-- start --
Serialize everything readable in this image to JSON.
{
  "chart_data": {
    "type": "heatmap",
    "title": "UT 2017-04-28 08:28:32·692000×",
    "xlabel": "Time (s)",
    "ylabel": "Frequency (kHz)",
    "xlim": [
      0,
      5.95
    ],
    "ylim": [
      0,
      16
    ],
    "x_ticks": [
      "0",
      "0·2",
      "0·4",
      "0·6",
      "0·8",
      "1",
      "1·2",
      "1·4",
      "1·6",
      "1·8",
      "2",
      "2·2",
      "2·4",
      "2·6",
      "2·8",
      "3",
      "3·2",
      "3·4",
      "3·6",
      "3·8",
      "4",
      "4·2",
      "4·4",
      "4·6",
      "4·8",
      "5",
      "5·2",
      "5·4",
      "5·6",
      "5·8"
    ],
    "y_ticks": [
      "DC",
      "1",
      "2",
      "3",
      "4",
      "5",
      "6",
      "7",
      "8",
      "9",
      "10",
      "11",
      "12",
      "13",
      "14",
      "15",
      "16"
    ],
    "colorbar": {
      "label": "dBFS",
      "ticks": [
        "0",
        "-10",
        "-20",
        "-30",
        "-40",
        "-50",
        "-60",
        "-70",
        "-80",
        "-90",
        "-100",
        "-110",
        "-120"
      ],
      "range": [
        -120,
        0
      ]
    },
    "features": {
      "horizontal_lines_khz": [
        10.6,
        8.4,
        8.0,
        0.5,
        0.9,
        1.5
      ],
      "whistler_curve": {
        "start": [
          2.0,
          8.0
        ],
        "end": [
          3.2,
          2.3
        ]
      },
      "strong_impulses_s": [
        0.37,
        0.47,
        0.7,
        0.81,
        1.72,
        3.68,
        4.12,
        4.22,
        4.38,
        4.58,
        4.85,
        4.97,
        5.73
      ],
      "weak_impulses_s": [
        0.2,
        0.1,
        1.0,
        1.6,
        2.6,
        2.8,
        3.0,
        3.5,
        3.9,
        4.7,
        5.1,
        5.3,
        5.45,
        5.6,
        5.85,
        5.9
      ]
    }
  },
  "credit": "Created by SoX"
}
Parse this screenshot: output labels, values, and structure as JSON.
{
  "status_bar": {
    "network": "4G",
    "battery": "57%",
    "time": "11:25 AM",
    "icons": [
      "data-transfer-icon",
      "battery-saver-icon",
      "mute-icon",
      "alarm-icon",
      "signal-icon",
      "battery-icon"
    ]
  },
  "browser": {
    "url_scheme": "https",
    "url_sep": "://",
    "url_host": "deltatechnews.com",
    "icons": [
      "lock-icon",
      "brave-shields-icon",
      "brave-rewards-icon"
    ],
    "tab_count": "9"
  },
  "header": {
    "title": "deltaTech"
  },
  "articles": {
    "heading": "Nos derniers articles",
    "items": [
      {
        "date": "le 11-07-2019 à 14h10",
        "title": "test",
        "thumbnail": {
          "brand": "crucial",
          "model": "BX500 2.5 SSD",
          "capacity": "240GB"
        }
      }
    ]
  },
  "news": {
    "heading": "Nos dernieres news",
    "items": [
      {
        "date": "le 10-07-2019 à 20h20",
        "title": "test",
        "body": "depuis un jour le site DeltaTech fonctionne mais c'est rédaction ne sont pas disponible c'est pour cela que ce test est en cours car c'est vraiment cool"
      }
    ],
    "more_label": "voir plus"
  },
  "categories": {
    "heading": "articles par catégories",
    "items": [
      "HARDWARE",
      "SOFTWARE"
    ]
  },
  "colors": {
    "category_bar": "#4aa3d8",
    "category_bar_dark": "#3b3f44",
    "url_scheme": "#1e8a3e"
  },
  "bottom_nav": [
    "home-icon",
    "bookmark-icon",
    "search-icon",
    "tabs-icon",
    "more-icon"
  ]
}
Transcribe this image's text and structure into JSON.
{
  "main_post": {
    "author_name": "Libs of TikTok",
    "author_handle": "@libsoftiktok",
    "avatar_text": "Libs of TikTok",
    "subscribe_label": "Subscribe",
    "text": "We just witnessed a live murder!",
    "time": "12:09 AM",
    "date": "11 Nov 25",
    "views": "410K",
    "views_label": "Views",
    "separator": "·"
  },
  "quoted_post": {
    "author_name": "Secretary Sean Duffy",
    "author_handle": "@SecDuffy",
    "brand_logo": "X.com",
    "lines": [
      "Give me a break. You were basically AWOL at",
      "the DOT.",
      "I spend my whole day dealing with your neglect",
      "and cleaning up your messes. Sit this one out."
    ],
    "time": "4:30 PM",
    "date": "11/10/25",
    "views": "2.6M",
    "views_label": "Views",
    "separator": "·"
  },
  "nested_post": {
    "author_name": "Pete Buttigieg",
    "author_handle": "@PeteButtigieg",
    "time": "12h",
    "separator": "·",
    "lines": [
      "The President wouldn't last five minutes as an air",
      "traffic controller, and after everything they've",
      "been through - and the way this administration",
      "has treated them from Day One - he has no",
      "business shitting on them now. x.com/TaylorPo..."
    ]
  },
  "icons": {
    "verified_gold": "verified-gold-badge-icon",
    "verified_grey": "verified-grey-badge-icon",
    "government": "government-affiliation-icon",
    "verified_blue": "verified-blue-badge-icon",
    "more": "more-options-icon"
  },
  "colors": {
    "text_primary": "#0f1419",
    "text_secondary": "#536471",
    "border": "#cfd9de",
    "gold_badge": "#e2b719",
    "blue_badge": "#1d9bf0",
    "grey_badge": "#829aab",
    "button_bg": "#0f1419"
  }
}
-- end --
-- start --
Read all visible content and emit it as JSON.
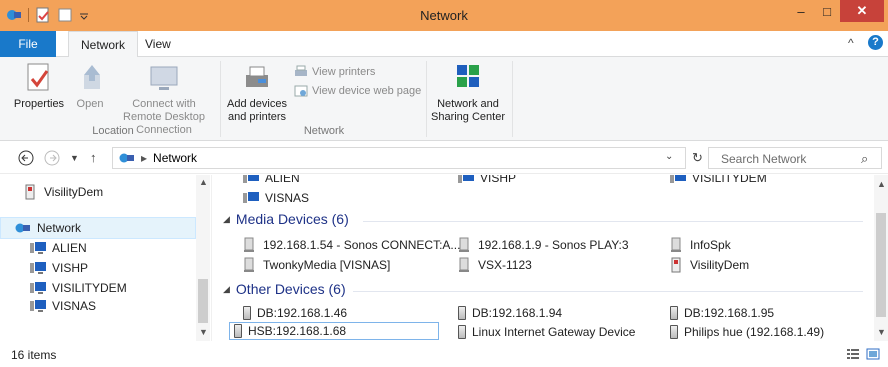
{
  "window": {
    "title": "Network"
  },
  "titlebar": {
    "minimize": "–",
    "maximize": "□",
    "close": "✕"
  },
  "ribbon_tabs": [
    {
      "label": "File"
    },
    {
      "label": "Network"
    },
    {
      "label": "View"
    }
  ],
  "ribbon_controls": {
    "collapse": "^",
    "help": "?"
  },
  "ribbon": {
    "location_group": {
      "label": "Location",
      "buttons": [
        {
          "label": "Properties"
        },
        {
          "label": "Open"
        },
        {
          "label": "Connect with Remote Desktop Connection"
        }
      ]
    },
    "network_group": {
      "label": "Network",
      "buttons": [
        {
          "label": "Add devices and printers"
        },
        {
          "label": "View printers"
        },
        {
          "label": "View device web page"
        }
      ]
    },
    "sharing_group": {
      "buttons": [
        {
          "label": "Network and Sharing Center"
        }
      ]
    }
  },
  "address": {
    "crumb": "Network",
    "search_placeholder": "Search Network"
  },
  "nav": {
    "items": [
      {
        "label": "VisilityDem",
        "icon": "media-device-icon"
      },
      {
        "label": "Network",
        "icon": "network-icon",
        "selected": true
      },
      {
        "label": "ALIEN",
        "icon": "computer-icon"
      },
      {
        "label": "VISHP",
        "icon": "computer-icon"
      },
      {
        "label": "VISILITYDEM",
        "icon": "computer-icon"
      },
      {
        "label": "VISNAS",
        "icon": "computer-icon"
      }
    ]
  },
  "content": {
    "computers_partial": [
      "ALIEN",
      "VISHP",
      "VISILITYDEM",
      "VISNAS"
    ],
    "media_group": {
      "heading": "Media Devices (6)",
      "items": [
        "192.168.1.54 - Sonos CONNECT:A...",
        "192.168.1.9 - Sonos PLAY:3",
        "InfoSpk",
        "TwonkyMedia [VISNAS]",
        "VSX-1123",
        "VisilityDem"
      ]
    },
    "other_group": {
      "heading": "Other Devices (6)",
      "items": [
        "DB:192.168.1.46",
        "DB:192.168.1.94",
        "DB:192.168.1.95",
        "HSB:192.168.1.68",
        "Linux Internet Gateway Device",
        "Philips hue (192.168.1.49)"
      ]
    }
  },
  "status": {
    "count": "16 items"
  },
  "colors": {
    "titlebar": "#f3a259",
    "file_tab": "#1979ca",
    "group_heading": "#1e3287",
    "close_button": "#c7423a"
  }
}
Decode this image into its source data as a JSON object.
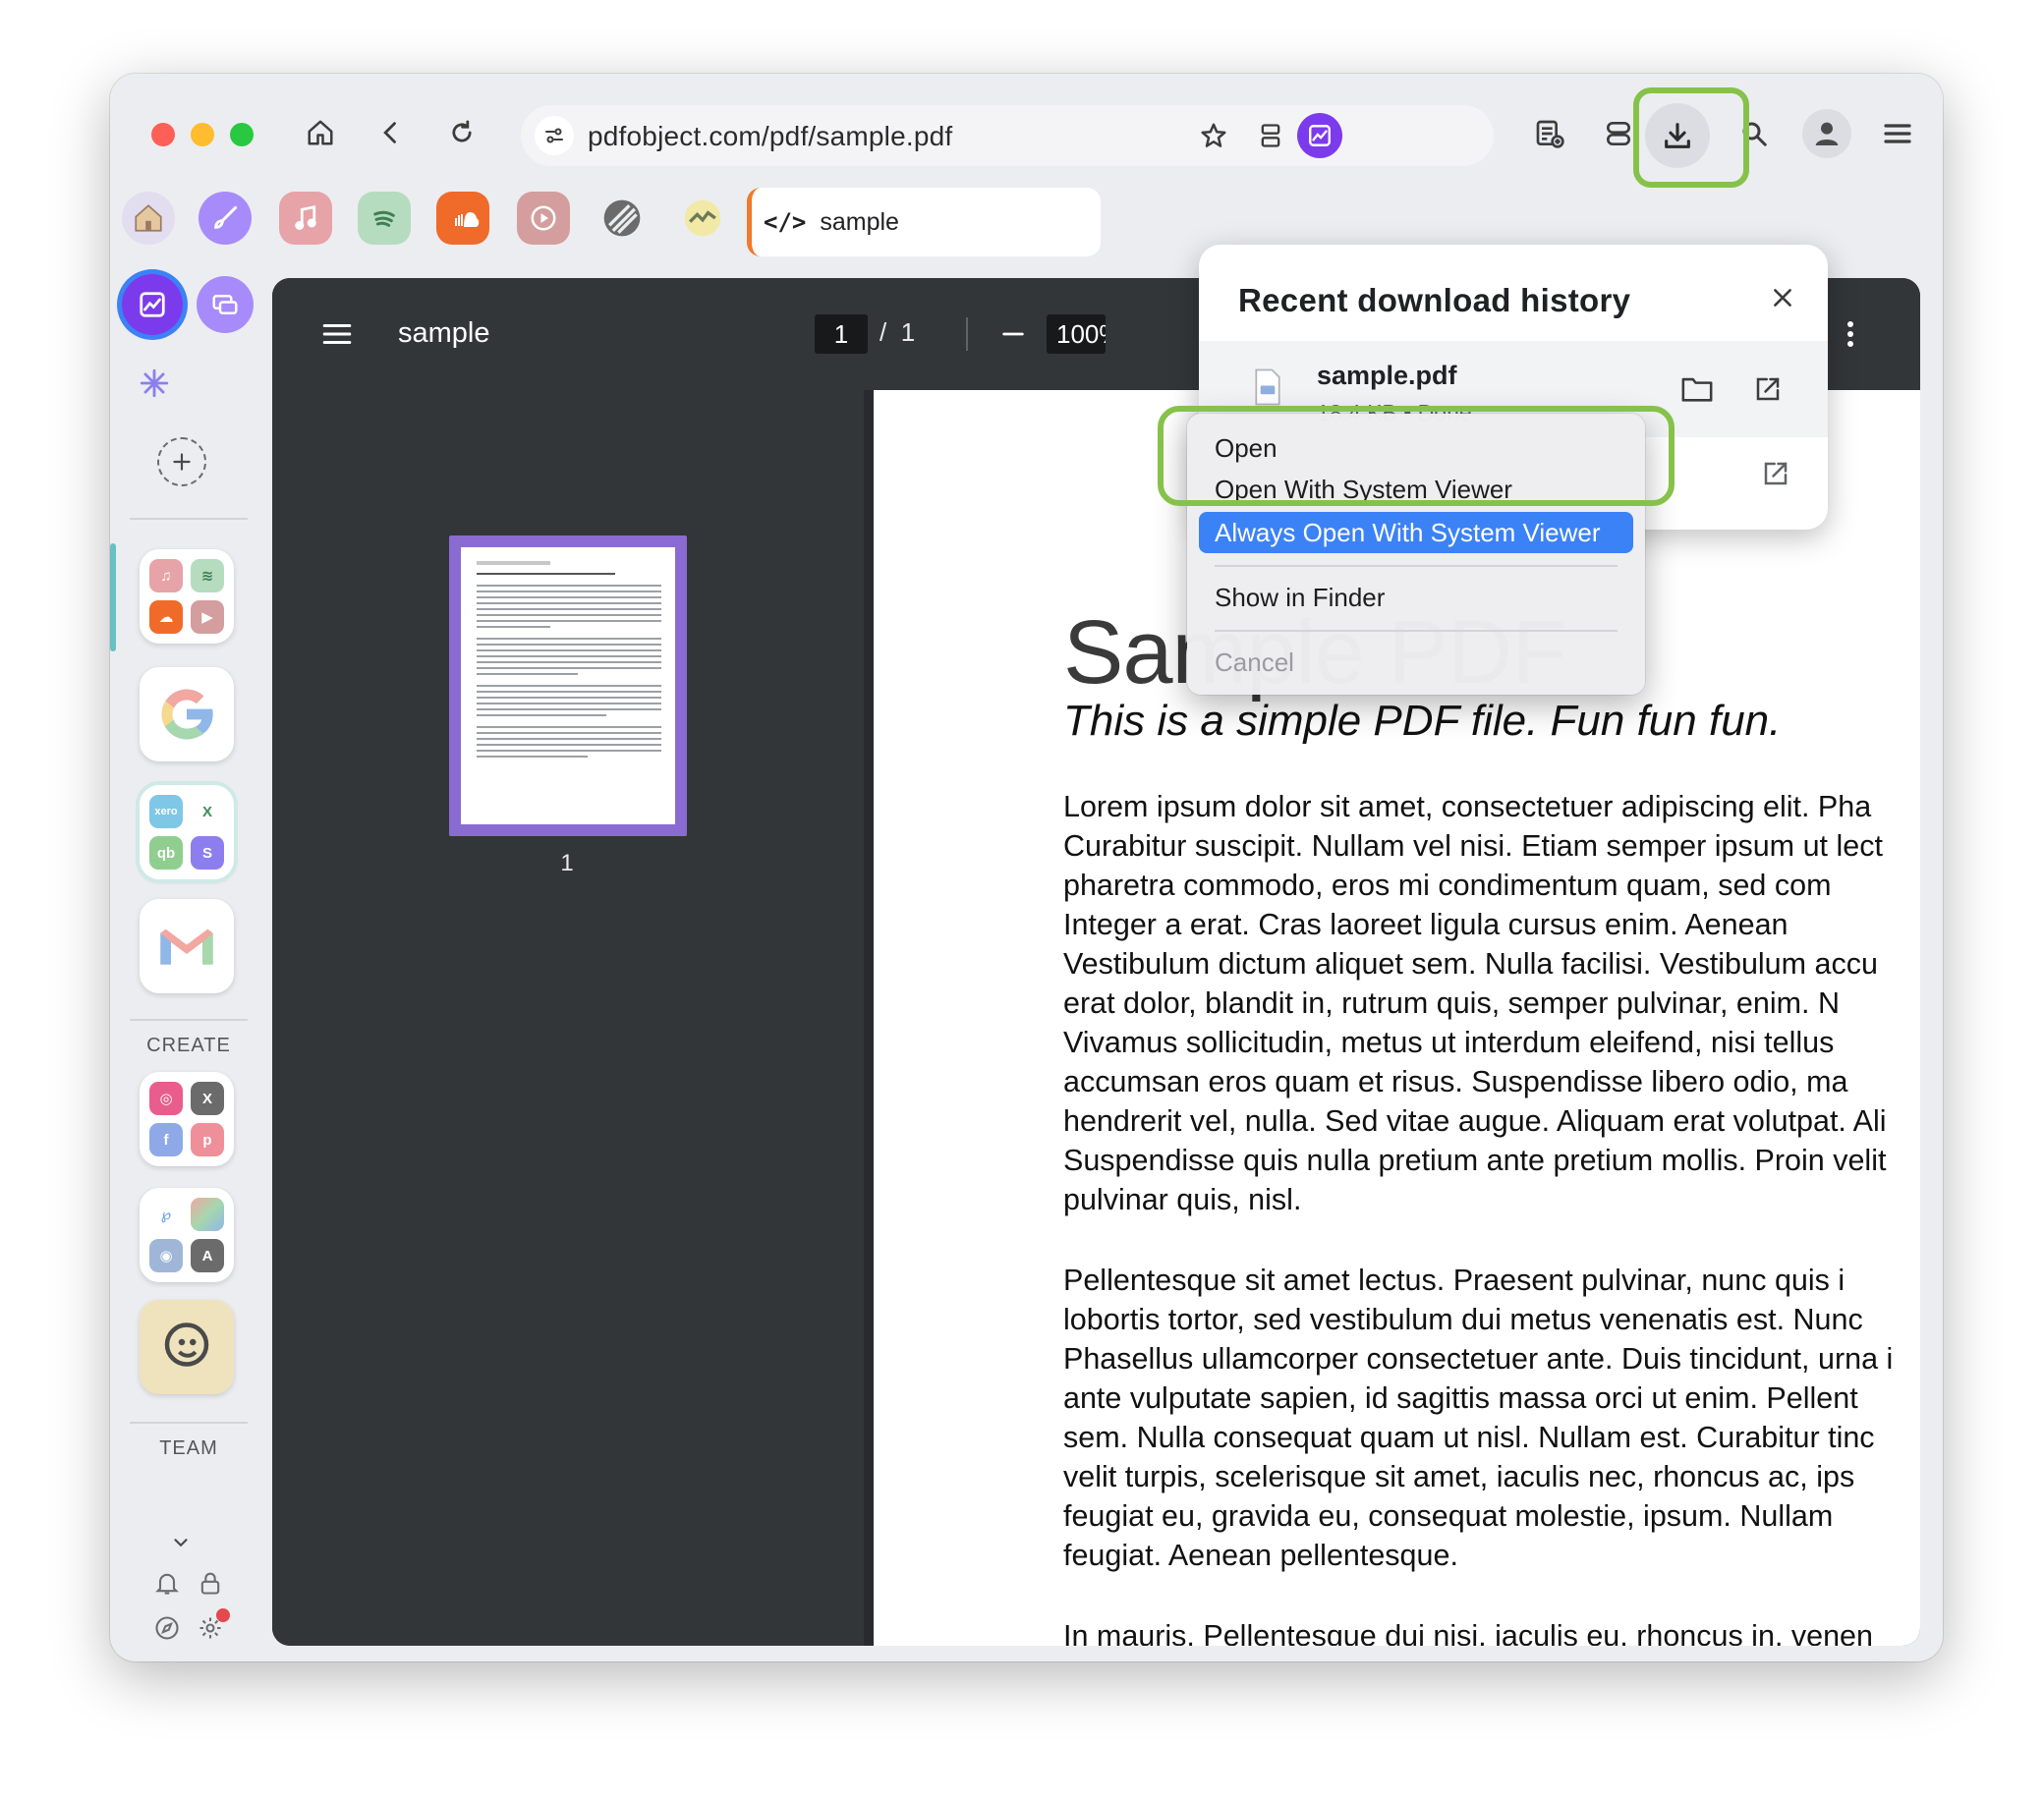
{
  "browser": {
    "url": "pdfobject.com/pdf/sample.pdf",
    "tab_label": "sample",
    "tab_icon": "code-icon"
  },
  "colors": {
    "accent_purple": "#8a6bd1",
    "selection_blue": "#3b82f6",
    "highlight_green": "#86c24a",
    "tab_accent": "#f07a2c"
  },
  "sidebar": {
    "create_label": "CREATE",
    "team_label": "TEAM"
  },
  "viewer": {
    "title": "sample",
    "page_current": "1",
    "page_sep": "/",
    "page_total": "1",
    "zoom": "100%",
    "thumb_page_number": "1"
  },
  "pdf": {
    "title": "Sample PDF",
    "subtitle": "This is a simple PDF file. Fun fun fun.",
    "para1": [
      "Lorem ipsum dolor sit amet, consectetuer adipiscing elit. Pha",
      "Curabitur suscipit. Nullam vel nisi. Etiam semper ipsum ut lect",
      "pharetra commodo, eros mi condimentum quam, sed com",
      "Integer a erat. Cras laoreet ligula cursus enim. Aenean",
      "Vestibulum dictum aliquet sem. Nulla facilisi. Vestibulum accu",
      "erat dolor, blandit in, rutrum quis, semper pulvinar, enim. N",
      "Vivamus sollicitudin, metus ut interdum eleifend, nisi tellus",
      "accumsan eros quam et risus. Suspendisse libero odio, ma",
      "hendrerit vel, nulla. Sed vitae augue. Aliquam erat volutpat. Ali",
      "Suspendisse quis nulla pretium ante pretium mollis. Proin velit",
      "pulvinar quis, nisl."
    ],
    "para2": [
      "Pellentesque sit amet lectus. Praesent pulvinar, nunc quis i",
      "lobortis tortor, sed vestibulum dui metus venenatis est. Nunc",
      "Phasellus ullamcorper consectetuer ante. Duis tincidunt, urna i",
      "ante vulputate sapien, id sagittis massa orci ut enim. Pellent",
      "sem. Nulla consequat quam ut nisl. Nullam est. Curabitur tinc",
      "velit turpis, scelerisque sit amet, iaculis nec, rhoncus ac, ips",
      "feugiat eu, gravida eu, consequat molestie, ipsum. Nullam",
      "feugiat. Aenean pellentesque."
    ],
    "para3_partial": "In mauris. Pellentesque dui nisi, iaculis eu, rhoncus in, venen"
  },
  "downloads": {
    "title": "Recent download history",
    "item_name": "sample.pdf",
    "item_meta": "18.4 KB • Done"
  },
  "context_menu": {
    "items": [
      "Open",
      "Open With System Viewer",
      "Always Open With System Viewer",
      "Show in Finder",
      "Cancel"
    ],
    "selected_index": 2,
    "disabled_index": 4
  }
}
-- end --
-- start --
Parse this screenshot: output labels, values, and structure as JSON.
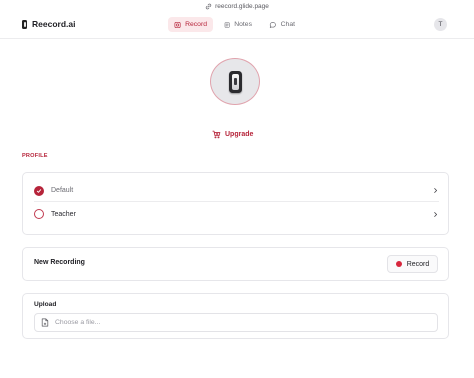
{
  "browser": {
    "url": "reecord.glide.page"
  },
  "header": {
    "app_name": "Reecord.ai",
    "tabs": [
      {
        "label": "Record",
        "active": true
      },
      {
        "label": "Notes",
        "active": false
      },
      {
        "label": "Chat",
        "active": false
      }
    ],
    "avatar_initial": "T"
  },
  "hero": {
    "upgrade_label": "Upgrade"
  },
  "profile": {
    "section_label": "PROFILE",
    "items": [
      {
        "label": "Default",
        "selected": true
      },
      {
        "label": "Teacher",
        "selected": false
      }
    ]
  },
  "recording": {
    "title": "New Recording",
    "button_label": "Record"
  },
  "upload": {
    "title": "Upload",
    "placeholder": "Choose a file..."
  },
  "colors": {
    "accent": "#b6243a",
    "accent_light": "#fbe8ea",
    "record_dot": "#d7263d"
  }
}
-- end --
Count how many lines contain "Sonos" and give only that count.

2